**What you will do:** List each line of the data that holds the word "ثيابهم".

(Saved entries)
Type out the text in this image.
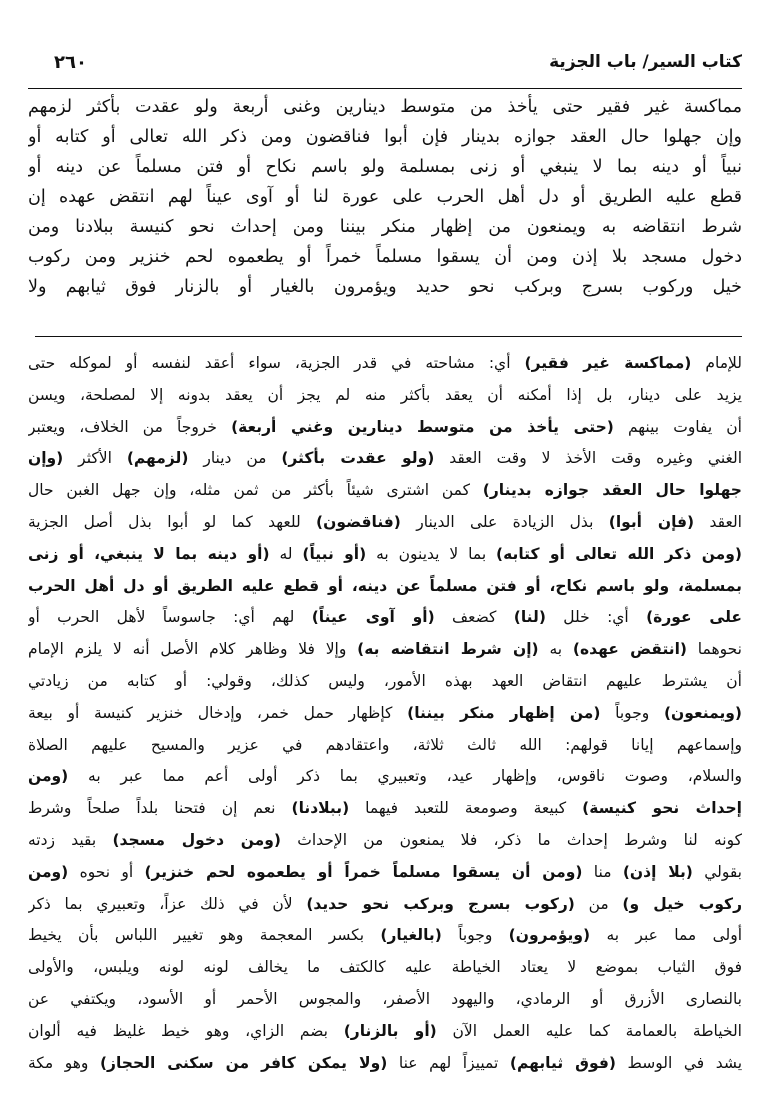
كتاب السير/ باب الجزية
٢٦٠
مماكسة غير فقير حتى يأخذ من متوسط دينارين وغنى أربعة ولو عقدت بأكثر لزمهم
وإن جهلوا حال العقد جوازه بدينار فإن أبوا فناقضون ومن ذكر الله تعالى أو كتابه أو
نبياً أو دينه بما لا ينبغي أو زنى بمسلمة ولو باسم نكاح أو فتن مسلماً عن دينه أو
قطع عليه الطريق أو دل أهل الحرب على عورة لنا أو آوى عيناً لهم انتقض عهده إن
شرط انتقاضه به ويمنعون من إظهار منكر بيننا ومن إحداث نحو كنيسة ببلادنا ومن
دخول مسجد بلا إذن ومن أن يسقوا مسلماً خمراً أو يطعموه لحم خنزير ومن ركوب
خيل وركوب بسرج وبركب نحو حديد ويؤمرون بالغيار أو بالزنار فوق ثيابهم ولا
للإمام (مماكسة غير فقير) أي: مشاحته في قدر الجزية، سواء أعقد لنفسه أو لموكله حتى
يزيد على دينار، بل إذا أمكنه أن يعقد بأكثر منه لم يجز أن يعقد بدونه إلا لمصلحة، ويسن
أن يفاوت بينهم (حتى يأخذ من متوسط دينارين وغني أربعة) خروجاً من الخلاف، ويعتبر
الغني وغيره وقت الأخذ لا وقت العقد (ولو عقدت بأكثر) من دينار (لزمهم) الأكثر (وإن
جهلوا حال العقد جوازه بدينار) كمن اشترى شيئاً بأكثر من ثمن مثله، وإن جهل الغبن حال
العقد (فإن أبوا) بذل الزيادة على الدينار (فناقضون) للعهد كما لو أبوا بذل أصل الجزية
(ومن ذكر الله تعالى أو كتابه) بما لا يدينون به (أو نبياً) له (أو دينه بما لا ينبغي، أو زنى
بمسلمة، ولو باسم نكاح، أو فتن مسلماً عن دينه، أو قطع عليه الطريق أو دل أهل الحرب
على عورة) أي: خلل (لنا) كضعف (أو آوى عيناً) لهم أي: جاسوساً لأهل الحرب أو
نحوهما (انتقض عهده) به (إن شرط انتقاضه به) وإلا فلا وظاهر كلام الأصل أنه لا يلزم الإمام
أن يشترط عليهم انتقاض العهد بهذه الأمور، وليس كذلك، وقولي: أو كتابه من زيادتي
(ويمنعون) وجوباً (من إظهار منكر بيننا) كإظهار حمل خمر، وإدخال خنزير كنيسة أو بيعة
وإسماعهم إيانا قولهم: الله ثالث ثلاثة، واعتقادهم في عزير والمسيح عليهم الصلاة
والسلام، وصوت ناقوس، وإظهار عيد، وتعبيري بما ذكر أولى أعم مما عبر به (ومن
إحداث نحو كنيسة) كبيعة وصومعة للتعبد فيهما (ببلادنا) نعم إن فتحنا بلداً صلحاً وشرط
كونه لنا وشرط إحداث ما ذكر، فلا يمنعون من الإحداث (ومن دخول مسجد) بقيد زدته
بقولي (بلا إذن) منا (ومن أن يسقوا مسلماً خمراً أو يطعموه لحم خنزير) أو نحوه (ومن
ركوب خيل و) من (ركوب بسرج وبركب نحو حديد) لأن في ذلك عزاً، وتعبيري بما ذكر
أولى مما عبر به (ويؤمرون) وجوباً (بالغيار) بكسر المعجمة وهو تغيير اللباس بأن يخيط
فوق الثياب بموضع لا يعتاد الخياطة عليه كالكتف ما يخالف لونه لونه ويلبس، والأولى
بالنصارى الأزرق أو الرمادي، واليهود الأصفر، والمجوس الأحمر أو الأسود، ويكتفي عن
الخياطة بالعمامة كما عليه العمل الآن (أو بالزنار) بضم الزاي، وهو خيط غليظ فيه ألوان
يشد في الوسط (فوق ثيابهم) تمييزاً لهم عنا (ولا يمكن كافر من سكنى الحجاز) وهو مكة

**Problem solution:**
خيل وركوب بسرج وبركب نحو حديد ويؤمرون بالغيار أو بالزنار فوق ثيابهم ولا
يشد في الوسط (فوق ثيابهم) تمييزاً لهم عنا (ولا يمكن كافر من سكنى الحجاز) وهو مكة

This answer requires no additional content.